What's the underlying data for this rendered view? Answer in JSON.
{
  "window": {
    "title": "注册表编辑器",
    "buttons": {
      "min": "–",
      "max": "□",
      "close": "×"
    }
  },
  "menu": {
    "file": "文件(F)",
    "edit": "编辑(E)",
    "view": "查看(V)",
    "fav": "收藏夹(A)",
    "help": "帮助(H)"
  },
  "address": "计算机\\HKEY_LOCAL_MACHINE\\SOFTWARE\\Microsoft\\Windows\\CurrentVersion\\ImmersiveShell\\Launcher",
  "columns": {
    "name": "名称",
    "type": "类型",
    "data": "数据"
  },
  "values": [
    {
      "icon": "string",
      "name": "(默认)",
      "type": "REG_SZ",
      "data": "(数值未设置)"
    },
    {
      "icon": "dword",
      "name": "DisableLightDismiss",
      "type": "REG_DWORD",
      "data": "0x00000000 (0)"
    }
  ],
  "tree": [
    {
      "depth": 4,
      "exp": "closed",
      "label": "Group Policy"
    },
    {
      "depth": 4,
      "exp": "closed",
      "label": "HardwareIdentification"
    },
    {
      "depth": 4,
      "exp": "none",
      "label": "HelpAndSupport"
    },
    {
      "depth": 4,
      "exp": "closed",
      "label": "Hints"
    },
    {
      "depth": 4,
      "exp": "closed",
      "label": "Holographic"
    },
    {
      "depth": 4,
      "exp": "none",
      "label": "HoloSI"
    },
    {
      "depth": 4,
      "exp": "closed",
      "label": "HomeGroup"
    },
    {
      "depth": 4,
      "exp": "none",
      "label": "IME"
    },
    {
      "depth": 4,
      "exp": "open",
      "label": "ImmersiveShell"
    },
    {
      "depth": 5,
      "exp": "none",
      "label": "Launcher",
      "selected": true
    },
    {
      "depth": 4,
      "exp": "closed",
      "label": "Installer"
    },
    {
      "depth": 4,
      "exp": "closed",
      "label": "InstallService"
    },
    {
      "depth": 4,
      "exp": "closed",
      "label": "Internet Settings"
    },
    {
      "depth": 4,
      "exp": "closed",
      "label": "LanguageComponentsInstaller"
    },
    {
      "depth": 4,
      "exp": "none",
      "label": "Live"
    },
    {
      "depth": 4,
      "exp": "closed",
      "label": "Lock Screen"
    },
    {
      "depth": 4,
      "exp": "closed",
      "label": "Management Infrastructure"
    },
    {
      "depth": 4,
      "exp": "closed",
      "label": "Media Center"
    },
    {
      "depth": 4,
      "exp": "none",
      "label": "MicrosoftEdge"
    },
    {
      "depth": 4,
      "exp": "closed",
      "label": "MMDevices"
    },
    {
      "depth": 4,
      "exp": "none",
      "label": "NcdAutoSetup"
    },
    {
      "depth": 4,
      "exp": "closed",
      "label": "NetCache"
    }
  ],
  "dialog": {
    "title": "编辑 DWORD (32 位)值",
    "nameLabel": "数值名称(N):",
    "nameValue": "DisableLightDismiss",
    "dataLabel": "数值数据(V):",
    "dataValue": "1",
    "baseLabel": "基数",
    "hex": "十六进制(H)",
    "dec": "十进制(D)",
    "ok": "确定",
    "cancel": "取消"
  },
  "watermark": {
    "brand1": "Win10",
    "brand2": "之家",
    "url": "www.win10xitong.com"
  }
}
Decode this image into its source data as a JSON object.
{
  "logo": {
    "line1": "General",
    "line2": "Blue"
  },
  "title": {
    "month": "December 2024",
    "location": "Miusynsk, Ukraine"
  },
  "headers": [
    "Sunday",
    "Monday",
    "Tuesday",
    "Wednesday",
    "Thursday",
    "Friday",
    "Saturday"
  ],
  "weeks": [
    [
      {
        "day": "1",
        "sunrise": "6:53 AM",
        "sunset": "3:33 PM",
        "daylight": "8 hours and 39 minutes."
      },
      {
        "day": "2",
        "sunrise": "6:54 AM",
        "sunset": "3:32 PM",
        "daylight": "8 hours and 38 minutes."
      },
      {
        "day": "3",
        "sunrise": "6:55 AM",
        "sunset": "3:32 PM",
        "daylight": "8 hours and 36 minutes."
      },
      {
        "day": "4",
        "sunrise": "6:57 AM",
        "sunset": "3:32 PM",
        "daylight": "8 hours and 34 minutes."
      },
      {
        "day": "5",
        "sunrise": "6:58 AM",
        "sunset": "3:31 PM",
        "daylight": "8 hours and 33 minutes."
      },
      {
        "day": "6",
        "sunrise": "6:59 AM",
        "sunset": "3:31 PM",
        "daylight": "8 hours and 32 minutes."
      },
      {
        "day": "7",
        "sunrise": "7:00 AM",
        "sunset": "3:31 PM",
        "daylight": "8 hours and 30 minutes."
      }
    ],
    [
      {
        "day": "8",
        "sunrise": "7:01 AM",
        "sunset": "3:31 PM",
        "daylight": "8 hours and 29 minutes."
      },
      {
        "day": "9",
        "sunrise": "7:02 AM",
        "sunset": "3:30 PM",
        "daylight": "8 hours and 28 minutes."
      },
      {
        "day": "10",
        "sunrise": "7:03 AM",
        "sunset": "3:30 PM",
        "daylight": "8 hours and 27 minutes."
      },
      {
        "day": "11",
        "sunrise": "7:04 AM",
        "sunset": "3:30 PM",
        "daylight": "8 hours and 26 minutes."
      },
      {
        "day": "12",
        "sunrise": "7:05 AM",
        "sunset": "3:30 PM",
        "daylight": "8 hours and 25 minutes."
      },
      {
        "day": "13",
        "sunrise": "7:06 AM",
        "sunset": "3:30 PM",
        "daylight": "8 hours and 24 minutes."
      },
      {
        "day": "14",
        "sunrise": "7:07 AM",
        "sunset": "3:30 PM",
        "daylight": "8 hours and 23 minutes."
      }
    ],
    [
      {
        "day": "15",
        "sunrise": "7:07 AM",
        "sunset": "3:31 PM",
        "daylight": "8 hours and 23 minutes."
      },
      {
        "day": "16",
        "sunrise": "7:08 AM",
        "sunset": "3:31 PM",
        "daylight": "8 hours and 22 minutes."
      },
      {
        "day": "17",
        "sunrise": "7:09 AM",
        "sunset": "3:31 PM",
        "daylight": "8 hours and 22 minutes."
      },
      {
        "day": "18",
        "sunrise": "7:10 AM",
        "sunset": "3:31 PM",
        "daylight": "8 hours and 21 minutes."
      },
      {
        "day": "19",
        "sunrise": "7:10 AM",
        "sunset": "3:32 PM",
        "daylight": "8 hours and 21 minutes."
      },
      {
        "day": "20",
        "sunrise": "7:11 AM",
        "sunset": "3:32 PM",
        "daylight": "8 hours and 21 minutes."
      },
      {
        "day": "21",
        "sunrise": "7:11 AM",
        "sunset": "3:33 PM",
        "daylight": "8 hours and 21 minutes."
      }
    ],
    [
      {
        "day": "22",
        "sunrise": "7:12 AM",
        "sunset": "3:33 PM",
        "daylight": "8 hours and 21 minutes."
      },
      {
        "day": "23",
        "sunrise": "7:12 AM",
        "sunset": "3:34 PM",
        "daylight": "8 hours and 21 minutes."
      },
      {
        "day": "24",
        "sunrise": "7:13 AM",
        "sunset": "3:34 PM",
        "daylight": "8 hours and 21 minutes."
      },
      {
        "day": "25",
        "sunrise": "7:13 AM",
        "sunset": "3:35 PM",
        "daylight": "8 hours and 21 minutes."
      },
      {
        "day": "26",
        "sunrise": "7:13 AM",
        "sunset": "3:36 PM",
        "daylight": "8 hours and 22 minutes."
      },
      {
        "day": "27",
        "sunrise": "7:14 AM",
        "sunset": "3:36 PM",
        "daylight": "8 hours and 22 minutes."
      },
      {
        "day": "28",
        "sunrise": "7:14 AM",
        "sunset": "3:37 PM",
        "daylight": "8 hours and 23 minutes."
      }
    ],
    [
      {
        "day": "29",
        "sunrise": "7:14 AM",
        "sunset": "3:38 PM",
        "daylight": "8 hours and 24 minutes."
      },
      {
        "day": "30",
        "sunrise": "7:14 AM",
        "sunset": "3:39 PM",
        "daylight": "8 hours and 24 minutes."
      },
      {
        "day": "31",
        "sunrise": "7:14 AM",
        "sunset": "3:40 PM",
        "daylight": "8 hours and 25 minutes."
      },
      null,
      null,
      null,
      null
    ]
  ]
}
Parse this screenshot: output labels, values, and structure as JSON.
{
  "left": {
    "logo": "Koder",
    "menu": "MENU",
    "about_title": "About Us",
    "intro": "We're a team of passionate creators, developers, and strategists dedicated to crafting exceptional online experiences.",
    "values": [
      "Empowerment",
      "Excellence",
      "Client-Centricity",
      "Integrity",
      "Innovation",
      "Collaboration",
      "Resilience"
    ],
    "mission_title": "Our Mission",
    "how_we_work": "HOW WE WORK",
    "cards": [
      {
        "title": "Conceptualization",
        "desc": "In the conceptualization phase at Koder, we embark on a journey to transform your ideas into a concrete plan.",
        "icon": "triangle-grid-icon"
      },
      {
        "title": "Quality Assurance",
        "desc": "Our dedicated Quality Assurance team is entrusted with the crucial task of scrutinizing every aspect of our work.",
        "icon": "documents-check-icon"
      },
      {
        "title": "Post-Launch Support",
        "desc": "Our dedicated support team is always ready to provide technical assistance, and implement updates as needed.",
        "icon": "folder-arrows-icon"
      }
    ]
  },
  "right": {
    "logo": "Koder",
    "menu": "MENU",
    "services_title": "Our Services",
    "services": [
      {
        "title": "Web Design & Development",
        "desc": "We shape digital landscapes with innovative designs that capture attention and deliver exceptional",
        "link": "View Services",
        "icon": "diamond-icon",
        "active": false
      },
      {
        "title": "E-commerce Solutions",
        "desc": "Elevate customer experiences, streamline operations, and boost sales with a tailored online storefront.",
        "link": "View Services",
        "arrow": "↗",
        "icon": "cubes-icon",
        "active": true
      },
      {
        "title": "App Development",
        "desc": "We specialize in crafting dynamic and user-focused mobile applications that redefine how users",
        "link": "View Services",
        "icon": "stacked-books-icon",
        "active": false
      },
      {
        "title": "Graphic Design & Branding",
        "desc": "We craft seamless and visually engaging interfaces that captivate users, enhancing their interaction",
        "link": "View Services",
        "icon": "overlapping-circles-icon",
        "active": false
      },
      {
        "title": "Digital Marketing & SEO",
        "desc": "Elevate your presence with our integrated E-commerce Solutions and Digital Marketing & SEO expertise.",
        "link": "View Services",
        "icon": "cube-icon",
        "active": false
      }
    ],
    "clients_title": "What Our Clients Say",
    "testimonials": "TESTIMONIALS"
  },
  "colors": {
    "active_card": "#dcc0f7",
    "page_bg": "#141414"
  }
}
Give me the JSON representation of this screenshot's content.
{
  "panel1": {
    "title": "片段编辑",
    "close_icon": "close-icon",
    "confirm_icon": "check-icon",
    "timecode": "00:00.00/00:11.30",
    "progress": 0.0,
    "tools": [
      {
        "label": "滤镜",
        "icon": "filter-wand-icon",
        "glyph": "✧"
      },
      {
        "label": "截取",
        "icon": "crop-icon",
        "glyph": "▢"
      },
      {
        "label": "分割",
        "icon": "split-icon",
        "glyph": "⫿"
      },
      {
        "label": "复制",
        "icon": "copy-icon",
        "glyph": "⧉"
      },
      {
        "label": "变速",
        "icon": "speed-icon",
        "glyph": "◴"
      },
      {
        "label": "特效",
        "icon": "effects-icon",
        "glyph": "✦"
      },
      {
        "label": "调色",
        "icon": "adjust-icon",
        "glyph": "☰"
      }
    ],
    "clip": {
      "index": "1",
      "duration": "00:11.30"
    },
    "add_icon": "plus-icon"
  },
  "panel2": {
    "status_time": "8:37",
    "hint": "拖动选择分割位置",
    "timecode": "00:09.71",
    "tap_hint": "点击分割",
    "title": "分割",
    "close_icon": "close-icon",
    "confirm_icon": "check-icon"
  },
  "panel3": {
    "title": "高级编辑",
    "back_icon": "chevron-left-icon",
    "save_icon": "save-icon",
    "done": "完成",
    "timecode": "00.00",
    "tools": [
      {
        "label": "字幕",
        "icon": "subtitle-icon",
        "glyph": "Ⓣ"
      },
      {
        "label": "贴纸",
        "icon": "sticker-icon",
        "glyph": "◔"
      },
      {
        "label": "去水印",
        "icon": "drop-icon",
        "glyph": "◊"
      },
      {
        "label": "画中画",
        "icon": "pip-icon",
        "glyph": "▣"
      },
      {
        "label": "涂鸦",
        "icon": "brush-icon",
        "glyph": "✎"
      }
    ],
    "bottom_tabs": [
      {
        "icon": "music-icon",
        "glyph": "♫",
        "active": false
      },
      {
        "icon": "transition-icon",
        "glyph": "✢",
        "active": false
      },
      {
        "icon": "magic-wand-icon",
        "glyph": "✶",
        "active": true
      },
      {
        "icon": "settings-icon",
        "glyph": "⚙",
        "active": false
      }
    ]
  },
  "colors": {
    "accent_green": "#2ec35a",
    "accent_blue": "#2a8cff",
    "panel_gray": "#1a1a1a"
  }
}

======

GOAL OF THE EXERCISE: Take each line containing the string "What" and copy it out.

THE RESPONSE:
What's the underlying data for this rendered view? Answer in JSON.
    "clients_title": "What Our Clients Say",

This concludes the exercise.